• [Items]:
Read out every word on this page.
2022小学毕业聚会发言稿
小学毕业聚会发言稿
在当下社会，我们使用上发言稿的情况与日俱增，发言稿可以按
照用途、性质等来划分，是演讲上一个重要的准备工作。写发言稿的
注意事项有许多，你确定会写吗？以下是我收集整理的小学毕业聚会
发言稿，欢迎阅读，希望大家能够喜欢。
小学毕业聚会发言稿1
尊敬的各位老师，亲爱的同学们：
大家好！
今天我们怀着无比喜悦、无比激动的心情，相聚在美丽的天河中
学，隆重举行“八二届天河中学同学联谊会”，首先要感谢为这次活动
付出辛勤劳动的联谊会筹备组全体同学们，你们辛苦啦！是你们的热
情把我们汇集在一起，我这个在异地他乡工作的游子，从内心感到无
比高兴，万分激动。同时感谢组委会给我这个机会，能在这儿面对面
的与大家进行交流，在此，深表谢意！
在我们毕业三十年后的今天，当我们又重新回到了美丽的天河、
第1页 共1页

• [What needs to be done]: Repeat the preceding lines exactly, please, every one of them.

• [Final result]:
Read out every word on this page.
2022小学毕业聚会发言稿
小学毕业聚会发言稿
在当下社会，我们使用上发言稿的情况与日俱增，发言稿可以按
照用途、性质等来划分，是演讲上一个重要的准备工作。写发言稿的
注意事项有许多，你确定会写吗？以下是我收集整理的小学毕业聚会
发言稿，欢迎阅读，希望大家能够喜欢。
小学毕业聚会发言稿1
尊敬的各位老师，亲爱的同学们：
大家好！
今天我们怀着无比喜悦、无比激动的心情，相聚在美丽的天河中
学，隆重举行“八二届天河中学同学联谊会”，首先要感谢为这次活动
付出辛勤劳动的联谊会筹备组全体同学们，你们辛苦啦！是你们的热
情把我们汇集在一起，我这个在异地他乡工作的游子，从内心感到无
比高兴，万分激动。同时感谢组委会给我这个机会，能在这儿面对面
的与大家进行交流，在此，深表谢意！
在我们毕业三十年后的今天，当我们又重新回到了美丽的天河、
第1页 共1页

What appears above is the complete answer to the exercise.